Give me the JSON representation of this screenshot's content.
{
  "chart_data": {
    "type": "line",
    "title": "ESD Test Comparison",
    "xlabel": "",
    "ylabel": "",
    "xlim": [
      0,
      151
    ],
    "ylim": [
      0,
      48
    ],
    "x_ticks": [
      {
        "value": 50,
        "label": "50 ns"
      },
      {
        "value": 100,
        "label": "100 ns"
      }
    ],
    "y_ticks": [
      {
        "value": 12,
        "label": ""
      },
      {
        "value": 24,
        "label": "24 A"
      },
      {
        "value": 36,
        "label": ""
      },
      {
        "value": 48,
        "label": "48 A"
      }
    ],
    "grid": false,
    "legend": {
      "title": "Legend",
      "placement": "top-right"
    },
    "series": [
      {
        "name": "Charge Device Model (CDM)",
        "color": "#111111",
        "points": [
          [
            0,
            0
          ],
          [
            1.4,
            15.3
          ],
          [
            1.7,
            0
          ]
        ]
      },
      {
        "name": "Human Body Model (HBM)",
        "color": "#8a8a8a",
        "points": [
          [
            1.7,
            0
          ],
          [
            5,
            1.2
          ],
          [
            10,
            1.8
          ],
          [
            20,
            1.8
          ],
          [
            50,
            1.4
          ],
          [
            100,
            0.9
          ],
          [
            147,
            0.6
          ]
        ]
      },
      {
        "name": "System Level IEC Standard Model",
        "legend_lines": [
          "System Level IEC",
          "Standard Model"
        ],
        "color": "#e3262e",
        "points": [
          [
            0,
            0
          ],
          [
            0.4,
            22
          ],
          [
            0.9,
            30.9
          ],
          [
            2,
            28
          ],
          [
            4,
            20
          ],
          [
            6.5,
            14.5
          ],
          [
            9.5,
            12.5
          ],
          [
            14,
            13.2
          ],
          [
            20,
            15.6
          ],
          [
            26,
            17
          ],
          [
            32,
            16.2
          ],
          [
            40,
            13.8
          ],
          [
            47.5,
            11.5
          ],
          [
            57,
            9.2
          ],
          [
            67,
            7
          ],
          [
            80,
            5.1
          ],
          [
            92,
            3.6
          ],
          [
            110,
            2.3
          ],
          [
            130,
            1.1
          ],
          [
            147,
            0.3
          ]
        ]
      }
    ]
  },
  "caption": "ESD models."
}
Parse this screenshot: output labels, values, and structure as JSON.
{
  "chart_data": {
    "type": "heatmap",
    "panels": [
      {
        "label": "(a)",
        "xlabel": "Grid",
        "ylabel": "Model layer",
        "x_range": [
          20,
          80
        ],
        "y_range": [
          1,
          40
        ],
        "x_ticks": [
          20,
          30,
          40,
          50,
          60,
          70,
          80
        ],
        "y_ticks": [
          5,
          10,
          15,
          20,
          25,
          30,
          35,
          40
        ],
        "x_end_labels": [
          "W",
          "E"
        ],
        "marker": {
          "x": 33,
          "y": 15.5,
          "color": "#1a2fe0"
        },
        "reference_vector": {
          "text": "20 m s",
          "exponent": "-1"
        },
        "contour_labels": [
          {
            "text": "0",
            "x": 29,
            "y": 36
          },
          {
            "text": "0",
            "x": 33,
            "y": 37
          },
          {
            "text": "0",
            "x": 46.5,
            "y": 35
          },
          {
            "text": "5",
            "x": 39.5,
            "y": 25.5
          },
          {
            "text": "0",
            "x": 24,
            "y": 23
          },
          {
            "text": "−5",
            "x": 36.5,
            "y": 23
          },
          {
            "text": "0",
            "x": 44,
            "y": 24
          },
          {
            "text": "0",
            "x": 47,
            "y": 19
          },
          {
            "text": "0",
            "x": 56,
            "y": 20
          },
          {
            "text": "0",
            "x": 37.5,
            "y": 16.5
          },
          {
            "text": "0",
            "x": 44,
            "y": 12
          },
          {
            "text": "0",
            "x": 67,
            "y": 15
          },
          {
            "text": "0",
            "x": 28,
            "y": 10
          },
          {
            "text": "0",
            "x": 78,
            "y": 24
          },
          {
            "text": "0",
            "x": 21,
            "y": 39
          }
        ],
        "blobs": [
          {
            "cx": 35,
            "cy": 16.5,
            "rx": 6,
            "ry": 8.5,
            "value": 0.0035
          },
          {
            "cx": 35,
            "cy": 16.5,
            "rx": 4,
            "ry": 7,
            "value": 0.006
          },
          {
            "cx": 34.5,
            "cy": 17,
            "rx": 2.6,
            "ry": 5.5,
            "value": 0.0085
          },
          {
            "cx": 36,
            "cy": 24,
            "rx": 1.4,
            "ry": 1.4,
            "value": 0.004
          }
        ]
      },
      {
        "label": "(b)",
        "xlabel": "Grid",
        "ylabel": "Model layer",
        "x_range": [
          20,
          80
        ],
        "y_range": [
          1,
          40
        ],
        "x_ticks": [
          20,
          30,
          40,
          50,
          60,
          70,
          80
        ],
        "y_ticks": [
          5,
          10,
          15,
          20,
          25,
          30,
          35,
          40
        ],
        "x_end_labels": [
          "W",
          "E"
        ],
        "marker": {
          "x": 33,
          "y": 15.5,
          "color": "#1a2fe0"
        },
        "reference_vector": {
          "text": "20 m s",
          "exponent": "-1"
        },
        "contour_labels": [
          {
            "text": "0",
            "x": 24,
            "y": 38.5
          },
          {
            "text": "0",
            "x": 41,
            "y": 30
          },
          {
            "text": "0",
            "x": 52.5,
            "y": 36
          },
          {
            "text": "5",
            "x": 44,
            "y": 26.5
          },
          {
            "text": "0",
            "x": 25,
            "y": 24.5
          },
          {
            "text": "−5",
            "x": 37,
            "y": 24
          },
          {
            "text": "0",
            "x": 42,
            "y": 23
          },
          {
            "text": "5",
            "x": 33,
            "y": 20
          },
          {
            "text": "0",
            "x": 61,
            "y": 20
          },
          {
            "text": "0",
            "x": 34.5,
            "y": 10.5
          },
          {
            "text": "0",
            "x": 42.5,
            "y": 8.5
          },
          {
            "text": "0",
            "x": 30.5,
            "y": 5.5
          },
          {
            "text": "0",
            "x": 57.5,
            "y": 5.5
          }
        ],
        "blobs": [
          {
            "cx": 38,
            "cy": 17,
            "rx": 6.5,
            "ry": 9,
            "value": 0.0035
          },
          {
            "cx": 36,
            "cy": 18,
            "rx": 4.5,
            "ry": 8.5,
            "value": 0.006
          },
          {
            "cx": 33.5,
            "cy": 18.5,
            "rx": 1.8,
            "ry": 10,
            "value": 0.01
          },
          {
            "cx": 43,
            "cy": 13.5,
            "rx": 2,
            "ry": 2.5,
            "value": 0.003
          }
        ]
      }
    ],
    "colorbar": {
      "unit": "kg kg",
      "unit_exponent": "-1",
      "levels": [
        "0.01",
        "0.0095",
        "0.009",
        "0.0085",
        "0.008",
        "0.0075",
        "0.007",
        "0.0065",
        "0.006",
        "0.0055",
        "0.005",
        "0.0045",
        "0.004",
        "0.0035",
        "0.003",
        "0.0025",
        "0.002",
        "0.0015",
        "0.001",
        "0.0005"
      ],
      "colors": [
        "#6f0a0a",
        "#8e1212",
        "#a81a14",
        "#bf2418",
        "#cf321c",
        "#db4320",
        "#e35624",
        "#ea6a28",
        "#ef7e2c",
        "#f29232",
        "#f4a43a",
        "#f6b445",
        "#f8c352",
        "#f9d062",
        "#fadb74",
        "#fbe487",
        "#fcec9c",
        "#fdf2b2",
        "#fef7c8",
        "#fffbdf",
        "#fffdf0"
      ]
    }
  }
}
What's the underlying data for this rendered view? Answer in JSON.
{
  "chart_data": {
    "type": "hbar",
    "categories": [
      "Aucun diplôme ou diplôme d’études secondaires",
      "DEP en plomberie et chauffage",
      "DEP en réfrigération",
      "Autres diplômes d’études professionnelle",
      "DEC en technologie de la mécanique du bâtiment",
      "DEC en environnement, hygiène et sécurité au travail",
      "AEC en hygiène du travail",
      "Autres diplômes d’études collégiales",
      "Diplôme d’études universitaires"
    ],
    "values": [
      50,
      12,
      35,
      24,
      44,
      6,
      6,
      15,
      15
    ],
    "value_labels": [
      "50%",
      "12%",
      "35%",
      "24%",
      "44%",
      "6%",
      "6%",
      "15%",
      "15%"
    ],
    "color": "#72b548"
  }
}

--

_The problem_. Count how many lines include the string "System". Nothing but the number is needed.

_Solution to this exercise_. 2